====== Source data

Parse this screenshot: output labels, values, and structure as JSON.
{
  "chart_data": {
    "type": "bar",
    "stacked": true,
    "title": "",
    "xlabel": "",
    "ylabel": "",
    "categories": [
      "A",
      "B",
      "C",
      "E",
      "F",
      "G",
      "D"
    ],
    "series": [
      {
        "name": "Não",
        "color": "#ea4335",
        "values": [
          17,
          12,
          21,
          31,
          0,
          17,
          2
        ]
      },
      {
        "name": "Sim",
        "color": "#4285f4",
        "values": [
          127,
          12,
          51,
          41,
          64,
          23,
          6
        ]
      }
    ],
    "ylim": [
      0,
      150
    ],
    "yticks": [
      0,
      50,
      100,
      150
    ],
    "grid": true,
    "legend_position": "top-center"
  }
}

============

### Aim
Extract the complete data, matching each line exactly.

### Solution for this task
Parse this screenshot: output labels, values, and structure as JSON.
{
  "chart_data": {
    "type": "bar",
    "stacked": true,
    "title": "",
    "xlabel": "",
    "ylabel": "",
    "categories": [
      "A",
      "B",
      "C",
      "E",
      "F",
      "G",
      "D"
    ],
    "series": [
      {
        "name": "Não",
        "color": "#ea4335",
        "values": [
          17,
          12,
          21,
          31,
          0,
          17,
          2
        ]
      },
      {
        "name": "Sim",
        "color": "#4285f4",
        "values": [
          127,
          12,
          51,
          41,
          64,
          23,
          6
        ]
      }
    ],
    "ylim": [
      0,
      150
    ],
    "yticks": [
      0,
      50,
      100,
      150
    ],
    "grid": true,
    "legend_position": "top-center"
  }
}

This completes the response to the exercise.